## Short exercise
Please copy the entries from the line with "x-tick-label: 2021 xyxy=(482,363,520,381)" through the line with "x-tick-label: 2010 xyxy=(98,363,136,381)", and replace "y-tick-label" with "y-axis-tick" while leaving everything else unchanged.

[START OF Stored data]

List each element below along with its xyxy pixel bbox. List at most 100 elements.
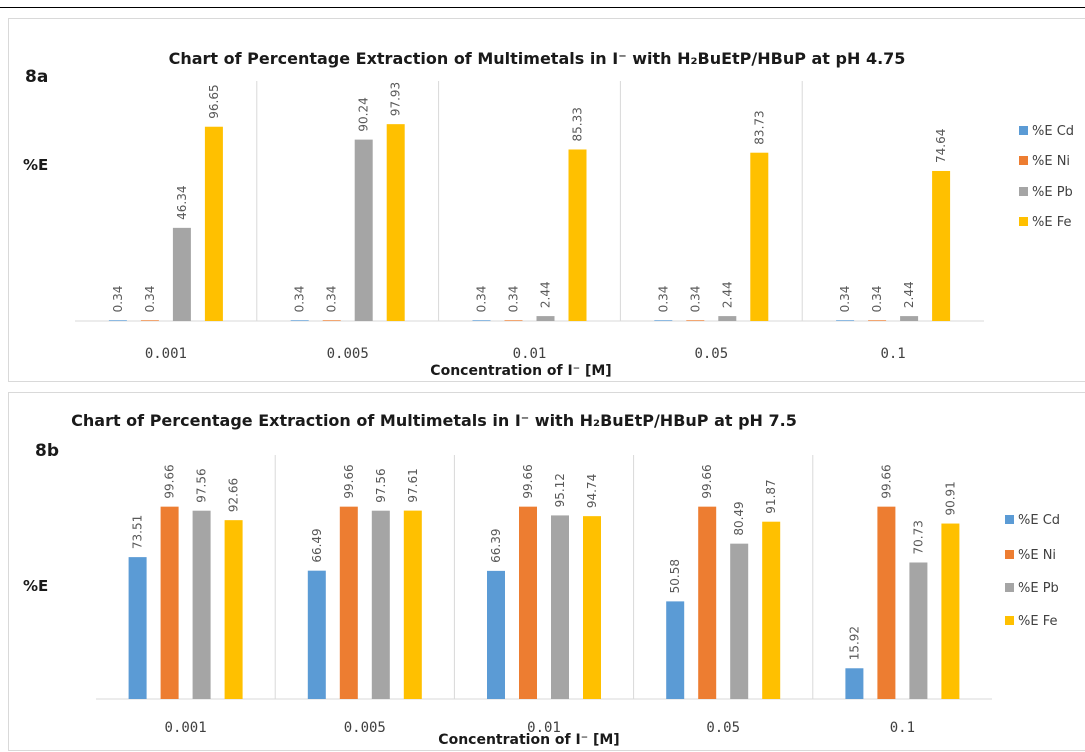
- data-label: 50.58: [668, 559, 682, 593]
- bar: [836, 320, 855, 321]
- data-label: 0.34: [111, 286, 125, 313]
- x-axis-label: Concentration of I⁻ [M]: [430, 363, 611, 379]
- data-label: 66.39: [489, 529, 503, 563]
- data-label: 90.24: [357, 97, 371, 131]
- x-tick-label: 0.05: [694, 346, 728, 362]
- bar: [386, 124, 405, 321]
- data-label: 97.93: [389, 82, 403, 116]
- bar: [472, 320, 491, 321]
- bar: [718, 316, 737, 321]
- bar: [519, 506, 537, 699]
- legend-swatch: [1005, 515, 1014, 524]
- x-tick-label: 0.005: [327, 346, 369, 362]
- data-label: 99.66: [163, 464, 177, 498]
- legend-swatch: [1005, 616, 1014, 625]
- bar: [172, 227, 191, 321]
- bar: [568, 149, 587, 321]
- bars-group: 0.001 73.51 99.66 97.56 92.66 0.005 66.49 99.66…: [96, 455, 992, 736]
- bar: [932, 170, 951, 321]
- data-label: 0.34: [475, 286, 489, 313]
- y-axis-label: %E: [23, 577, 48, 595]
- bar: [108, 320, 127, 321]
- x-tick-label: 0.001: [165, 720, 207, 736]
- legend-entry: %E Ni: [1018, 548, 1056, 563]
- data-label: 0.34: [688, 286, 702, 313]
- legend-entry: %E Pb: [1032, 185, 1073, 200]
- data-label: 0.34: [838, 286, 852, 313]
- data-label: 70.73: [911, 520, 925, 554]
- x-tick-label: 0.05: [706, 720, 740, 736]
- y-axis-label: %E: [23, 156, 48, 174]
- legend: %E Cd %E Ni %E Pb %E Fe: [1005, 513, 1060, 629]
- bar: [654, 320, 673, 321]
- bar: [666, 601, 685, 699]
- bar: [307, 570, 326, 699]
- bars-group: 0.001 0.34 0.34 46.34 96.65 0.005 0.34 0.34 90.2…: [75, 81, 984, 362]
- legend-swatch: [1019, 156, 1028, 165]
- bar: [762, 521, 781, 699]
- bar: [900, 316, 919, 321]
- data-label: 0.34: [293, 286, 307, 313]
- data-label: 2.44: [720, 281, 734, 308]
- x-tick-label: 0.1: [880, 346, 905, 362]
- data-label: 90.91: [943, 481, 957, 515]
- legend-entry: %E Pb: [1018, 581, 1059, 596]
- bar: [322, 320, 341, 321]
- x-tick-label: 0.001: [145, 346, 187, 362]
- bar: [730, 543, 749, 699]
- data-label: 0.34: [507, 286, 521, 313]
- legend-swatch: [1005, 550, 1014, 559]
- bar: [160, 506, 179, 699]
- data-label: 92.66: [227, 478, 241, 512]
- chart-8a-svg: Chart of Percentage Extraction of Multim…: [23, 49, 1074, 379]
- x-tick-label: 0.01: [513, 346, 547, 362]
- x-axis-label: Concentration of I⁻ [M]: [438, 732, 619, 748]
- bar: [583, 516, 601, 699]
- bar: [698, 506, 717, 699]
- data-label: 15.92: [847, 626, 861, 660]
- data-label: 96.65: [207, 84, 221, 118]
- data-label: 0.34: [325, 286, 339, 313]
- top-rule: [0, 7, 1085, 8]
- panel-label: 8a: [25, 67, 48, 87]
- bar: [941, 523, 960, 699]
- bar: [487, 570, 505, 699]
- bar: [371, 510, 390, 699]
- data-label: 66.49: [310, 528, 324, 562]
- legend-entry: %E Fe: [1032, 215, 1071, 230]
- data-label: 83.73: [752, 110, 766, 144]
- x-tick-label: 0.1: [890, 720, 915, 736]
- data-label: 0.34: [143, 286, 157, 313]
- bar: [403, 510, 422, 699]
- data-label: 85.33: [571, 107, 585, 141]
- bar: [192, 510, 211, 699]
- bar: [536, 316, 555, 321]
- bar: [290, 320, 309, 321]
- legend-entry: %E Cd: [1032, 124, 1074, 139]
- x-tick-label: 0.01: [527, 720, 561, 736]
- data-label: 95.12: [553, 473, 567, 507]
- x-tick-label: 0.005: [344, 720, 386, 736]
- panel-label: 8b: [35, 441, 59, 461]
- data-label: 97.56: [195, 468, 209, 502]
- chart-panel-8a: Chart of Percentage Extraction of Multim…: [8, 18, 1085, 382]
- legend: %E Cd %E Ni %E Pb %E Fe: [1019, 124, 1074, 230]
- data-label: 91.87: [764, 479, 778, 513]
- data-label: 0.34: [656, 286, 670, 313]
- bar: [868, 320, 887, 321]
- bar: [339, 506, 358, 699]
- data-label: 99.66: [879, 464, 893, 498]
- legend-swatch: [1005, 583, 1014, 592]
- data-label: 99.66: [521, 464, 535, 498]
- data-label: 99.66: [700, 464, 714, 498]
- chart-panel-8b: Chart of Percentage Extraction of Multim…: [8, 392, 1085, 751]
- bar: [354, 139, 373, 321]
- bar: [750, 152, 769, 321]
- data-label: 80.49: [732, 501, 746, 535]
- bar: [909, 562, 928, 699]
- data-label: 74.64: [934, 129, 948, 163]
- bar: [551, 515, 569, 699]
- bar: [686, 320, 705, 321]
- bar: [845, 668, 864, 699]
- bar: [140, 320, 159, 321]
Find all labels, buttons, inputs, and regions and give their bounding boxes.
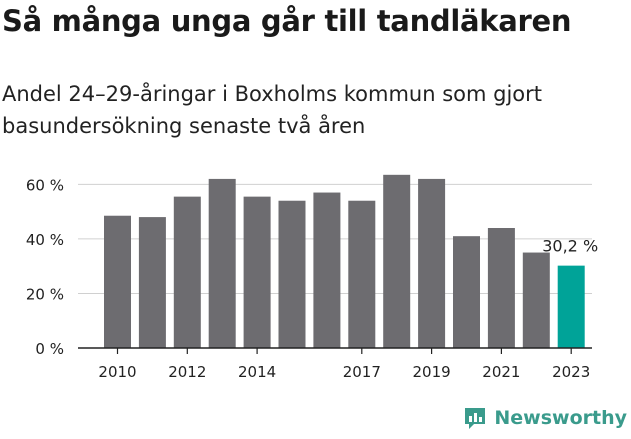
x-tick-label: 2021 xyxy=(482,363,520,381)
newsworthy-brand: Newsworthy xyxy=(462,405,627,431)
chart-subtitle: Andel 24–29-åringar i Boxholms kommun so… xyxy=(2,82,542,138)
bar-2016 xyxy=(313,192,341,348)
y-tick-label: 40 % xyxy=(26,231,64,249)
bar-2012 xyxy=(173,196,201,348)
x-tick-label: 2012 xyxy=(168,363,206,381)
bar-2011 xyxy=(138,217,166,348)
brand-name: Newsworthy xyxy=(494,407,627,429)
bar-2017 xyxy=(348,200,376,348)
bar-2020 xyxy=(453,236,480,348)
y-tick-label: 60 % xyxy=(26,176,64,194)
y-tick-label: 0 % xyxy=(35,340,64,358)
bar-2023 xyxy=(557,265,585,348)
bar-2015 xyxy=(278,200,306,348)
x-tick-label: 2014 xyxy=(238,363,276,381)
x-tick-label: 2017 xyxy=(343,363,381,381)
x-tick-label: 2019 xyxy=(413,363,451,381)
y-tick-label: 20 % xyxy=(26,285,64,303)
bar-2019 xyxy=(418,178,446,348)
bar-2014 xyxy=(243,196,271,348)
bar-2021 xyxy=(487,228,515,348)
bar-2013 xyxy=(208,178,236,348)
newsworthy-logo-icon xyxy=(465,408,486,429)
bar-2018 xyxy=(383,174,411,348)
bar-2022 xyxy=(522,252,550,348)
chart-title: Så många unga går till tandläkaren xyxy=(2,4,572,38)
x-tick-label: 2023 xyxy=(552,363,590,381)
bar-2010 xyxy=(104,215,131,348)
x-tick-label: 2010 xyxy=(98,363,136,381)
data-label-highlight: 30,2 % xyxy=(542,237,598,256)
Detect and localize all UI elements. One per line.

[END OF Stored data]

## The answer
x-tick-label: 2021 xyxy=(482,363,520,381)
newsworthy-brand: Newsworthy xyxy=(462,405,627,431)
chart-subtitle: Andel 24–29-åringar i Boxholms kommun so… xyxy=(2,82,542,138)
bar-2016 xyxy=(313,192,341,348)
y-axis-tick: 40 % xyxy=(26,231,64,249)
bar-2012 xyxy=(173,196,201,348)
x-tick-label: 2012 xyxy=(168,363,206,381)
bar-2011 xyxy=(138,217,166,348)
brand-name: Newsworthy xyxy=(494,407,627,429)
bar-2017 xyxy=(348,200,376,348)
bar-2020 xyxy=(453,236,480,348)
y-axis-tick: 60 % xyxy=(26,176,64,194)
y-axis-tick: 0 % xyxy=(35,340,64,358)
bar-2023 xyxy=(557,265,585,348)
bar-2015 xyxy=(278,200,306,348)
x-tick-label: 2014 xyxy=(238,363,276,381)
x-tick-label: 2017 xyxy=(343,363,381,381)
x-tick-label: 2019 xyxy=(413,363,451,381)
y-axis-tick: 20 % xyxy=(26,285,64,303)
bar-2019 xyxy=(418,178,446,348)
bar-2014 xyxy=(243,196,271,348)
bar-2021 xyxy=(487,228,515,348)
bar-2013 xyxy=(208,178,236,348)
newsworthy-logo-icon xyxy=(465,408,486,429)
bar-2018 xyxy=(383,174,411,348)
bar-2022 xyxy=(522,252,550,348)
chart-title: Så många unga går till tandläkaren xyxy=(2,4,572,38)
x-tick-label: 2023 xyxy=(552,363,590,381)
bar-2010 xyxy=(104,215,131,348)
x-tick-label: 2010 xyxy=(98,363,136,381)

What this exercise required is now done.